-- Exercise prompt --
Work out how many lines contain "seeks". Reply with the count alone.

— start Listed records —

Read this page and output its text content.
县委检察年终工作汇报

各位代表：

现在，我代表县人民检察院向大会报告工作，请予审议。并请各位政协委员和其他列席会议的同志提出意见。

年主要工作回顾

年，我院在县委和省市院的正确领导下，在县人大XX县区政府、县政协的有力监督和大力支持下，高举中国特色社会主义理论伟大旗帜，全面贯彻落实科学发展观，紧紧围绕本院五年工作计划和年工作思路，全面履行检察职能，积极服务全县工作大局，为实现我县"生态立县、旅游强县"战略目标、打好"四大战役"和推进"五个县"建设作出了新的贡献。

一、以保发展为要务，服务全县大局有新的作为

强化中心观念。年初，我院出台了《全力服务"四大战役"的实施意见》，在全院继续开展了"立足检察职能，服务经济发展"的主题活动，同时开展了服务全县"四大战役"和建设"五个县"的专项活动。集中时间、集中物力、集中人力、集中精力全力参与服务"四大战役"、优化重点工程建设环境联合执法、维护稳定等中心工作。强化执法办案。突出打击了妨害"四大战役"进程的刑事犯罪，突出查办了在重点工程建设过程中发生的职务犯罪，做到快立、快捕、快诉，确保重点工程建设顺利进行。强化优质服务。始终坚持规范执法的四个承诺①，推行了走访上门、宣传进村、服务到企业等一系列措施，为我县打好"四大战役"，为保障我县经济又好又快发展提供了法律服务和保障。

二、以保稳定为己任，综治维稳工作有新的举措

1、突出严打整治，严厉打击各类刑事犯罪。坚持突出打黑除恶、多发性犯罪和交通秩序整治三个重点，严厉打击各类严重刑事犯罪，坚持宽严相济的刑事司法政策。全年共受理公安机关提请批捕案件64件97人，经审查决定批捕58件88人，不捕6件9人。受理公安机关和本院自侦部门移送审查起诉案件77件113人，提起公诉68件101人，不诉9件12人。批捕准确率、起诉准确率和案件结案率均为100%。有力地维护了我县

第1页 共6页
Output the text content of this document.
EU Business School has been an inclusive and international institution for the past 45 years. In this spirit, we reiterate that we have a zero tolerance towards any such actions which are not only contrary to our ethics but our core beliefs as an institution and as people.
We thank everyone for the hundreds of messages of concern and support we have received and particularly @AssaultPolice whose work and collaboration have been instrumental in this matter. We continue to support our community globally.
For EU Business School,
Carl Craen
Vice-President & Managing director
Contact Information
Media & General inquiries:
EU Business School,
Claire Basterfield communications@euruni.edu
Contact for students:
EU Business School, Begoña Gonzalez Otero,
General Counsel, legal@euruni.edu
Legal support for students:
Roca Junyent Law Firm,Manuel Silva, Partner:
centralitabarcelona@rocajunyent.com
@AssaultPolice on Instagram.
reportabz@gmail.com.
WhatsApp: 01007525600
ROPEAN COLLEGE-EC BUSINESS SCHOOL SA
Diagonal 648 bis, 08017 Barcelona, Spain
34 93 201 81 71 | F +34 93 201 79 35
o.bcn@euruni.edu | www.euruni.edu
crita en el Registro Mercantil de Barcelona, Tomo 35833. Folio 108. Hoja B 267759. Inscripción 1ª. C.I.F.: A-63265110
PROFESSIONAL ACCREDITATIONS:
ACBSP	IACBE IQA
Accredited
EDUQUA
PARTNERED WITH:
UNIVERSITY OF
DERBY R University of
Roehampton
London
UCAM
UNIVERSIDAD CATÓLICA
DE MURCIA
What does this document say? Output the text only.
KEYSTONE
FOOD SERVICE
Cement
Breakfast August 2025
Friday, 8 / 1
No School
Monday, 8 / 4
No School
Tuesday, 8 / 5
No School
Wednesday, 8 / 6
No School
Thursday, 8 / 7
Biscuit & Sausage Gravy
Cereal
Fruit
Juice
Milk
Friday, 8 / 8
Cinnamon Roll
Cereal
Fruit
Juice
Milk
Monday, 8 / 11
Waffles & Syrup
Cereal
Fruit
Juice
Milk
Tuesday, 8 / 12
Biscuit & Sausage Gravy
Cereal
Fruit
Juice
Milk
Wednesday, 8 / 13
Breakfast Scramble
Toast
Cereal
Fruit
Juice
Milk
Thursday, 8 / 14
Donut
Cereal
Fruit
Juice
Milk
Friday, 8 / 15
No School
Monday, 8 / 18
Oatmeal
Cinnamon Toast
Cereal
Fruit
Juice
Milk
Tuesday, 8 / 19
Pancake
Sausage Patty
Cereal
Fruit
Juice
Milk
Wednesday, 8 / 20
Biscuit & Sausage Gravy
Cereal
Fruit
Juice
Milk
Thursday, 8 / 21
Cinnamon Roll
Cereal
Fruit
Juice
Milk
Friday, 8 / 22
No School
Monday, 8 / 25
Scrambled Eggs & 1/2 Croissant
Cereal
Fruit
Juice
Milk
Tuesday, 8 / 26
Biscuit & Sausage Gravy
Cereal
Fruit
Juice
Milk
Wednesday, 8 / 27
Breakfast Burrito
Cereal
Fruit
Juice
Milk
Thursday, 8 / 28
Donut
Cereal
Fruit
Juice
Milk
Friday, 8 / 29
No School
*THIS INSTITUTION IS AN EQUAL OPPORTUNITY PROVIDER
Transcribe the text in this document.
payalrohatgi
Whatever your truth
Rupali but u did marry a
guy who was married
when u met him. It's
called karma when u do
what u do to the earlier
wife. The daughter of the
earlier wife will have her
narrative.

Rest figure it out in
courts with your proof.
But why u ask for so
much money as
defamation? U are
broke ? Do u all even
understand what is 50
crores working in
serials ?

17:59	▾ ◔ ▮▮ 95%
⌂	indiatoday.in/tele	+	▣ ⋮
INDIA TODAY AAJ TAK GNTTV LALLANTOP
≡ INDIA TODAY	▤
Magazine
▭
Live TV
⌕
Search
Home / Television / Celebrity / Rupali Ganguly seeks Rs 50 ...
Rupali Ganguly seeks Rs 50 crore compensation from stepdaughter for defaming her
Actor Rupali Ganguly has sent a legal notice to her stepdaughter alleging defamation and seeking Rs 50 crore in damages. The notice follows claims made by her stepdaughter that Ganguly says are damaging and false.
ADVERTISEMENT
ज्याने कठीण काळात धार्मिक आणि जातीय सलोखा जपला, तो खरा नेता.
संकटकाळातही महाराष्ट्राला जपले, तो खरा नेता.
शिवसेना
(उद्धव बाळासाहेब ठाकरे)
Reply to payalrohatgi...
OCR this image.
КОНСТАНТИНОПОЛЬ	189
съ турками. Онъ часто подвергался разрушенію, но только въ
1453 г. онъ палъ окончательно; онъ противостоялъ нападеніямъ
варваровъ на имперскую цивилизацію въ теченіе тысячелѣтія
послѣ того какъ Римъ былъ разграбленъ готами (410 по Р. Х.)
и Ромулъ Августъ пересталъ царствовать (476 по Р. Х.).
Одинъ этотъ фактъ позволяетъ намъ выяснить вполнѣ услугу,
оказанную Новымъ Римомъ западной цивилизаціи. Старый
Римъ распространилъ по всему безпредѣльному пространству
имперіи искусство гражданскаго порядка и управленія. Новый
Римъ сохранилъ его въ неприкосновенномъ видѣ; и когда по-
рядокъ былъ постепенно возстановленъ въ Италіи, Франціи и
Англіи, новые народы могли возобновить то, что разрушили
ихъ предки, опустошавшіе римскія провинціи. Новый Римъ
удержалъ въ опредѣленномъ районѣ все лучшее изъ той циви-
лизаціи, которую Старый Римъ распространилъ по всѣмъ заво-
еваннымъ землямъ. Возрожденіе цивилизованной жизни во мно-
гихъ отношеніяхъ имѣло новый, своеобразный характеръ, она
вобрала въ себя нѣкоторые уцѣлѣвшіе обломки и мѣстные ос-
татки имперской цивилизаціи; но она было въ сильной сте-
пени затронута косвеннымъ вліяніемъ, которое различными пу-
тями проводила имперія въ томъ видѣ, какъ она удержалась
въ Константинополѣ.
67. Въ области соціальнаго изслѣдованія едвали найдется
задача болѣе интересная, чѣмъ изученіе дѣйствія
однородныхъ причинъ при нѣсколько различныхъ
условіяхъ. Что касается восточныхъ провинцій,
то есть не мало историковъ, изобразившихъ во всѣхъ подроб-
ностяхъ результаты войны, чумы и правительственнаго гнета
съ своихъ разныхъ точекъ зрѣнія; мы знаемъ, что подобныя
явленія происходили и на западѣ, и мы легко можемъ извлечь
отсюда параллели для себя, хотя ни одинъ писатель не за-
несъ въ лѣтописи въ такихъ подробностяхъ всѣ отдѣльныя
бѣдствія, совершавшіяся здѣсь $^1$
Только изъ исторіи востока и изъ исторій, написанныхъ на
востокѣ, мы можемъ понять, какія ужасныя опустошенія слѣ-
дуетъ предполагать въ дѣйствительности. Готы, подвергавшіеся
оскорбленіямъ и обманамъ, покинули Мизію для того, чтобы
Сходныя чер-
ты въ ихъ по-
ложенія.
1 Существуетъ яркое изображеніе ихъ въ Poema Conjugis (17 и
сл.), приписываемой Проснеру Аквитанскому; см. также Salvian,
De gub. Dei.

— end Listed records —

-- Finished task --
2